§ Record excerpts:
++++++

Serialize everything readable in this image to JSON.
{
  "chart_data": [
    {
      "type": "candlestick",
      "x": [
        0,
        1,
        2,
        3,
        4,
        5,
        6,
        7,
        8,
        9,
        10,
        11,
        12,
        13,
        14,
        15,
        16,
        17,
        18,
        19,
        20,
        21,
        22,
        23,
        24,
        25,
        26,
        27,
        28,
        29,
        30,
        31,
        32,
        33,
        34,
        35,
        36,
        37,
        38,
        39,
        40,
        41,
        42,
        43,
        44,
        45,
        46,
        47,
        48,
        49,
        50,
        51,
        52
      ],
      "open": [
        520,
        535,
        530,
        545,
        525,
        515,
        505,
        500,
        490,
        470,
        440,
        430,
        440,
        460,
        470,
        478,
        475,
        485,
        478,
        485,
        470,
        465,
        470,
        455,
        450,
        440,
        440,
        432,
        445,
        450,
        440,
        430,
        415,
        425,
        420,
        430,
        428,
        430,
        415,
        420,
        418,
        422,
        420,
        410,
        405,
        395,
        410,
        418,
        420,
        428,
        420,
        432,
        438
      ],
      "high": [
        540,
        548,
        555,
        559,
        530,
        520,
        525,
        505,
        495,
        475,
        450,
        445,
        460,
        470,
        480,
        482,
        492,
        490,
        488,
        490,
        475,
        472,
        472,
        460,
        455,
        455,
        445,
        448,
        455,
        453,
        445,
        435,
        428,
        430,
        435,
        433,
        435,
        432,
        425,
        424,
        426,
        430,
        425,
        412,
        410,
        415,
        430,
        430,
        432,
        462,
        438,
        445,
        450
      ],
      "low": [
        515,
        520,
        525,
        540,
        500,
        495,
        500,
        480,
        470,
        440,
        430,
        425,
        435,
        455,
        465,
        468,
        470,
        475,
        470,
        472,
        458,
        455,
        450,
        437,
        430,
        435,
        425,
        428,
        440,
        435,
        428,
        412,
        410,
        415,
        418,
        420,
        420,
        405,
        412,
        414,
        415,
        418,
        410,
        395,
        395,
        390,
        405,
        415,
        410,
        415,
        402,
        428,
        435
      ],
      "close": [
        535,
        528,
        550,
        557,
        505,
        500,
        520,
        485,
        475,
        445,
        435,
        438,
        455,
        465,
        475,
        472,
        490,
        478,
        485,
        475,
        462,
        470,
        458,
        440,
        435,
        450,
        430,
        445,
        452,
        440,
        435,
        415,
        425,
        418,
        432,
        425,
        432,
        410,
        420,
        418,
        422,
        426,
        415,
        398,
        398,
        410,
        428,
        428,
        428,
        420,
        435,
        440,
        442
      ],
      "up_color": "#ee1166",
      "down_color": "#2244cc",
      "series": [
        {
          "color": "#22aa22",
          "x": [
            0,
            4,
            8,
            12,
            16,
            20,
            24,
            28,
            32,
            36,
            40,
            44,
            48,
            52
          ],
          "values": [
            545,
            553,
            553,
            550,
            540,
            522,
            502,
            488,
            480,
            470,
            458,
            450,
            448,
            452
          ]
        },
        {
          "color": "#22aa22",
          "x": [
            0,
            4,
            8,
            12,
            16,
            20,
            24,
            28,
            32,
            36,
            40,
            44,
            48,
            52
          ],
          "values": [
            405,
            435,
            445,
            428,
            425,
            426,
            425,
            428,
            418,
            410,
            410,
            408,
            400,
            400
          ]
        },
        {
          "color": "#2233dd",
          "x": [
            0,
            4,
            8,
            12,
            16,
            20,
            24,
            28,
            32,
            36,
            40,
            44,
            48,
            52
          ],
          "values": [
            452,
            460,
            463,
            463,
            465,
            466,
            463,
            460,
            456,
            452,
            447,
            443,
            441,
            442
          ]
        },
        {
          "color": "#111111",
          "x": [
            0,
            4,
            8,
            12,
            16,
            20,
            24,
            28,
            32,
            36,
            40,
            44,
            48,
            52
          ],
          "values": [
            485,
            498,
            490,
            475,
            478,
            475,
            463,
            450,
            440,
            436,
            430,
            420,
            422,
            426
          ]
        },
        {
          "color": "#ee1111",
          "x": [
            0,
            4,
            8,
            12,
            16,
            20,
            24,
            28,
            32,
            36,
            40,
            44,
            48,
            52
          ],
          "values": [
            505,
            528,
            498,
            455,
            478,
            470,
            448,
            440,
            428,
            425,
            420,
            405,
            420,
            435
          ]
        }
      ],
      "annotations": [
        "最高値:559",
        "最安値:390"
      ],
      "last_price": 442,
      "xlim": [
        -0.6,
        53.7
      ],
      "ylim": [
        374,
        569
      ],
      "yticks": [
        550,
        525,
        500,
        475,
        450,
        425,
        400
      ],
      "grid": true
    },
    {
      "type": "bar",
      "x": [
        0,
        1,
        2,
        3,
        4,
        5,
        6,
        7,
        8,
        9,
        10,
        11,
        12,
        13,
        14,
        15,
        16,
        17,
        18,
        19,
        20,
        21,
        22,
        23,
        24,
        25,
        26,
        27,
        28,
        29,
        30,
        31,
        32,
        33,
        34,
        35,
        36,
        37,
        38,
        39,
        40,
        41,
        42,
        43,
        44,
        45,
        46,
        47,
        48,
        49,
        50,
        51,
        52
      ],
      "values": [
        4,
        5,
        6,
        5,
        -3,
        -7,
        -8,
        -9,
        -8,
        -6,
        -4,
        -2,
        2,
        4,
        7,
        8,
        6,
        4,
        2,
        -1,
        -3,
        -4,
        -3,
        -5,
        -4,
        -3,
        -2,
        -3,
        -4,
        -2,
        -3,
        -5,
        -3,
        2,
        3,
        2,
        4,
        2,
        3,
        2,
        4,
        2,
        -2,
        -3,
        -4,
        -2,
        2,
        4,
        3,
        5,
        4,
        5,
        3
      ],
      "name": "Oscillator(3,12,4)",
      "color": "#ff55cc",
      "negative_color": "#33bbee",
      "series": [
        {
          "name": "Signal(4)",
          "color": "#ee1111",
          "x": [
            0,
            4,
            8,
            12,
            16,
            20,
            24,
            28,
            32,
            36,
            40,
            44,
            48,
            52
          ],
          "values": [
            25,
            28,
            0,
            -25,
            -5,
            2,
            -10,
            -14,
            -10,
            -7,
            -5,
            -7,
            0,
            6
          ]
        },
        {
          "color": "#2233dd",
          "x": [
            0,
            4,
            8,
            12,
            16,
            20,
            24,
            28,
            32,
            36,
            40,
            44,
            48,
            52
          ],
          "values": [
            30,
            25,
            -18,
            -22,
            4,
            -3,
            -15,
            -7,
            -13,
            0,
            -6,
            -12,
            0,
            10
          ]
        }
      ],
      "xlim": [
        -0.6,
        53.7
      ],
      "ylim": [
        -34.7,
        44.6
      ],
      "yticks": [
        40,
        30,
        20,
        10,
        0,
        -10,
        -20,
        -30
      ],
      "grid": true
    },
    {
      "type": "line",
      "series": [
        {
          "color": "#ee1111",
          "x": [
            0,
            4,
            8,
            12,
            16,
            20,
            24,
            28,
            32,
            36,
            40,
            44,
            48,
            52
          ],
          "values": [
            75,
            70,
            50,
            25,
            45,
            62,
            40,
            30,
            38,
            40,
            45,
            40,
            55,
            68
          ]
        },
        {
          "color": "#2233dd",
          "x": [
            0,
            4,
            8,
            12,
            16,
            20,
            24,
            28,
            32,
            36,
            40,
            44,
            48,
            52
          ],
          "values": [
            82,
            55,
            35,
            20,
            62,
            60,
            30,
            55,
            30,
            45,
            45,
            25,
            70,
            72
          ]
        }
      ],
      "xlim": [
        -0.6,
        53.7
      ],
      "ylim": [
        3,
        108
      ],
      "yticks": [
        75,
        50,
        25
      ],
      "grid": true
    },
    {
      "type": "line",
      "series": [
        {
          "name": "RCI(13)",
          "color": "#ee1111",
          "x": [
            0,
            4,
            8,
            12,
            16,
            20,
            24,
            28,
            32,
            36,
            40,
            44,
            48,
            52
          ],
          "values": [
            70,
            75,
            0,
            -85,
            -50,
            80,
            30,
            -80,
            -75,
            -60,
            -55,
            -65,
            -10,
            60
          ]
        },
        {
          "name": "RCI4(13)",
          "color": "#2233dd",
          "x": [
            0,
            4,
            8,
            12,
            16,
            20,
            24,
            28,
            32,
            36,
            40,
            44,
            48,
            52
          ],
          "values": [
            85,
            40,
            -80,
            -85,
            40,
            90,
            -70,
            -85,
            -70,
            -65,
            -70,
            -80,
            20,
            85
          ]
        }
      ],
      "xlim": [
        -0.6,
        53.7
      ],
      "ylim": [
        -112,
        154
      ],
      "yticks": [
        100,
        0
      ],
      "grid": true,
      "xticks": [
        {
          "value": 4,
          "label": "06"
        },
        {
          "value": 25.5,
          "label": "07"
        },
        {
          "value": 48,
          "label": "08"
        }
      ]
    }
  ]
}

++++++

§ Short problem:
From the listing above, copy out each line where the word "type" appears.

§ The solution:
      "type": "candlestick",
      "type": "bar",
      "type": "line",
      "type": "line",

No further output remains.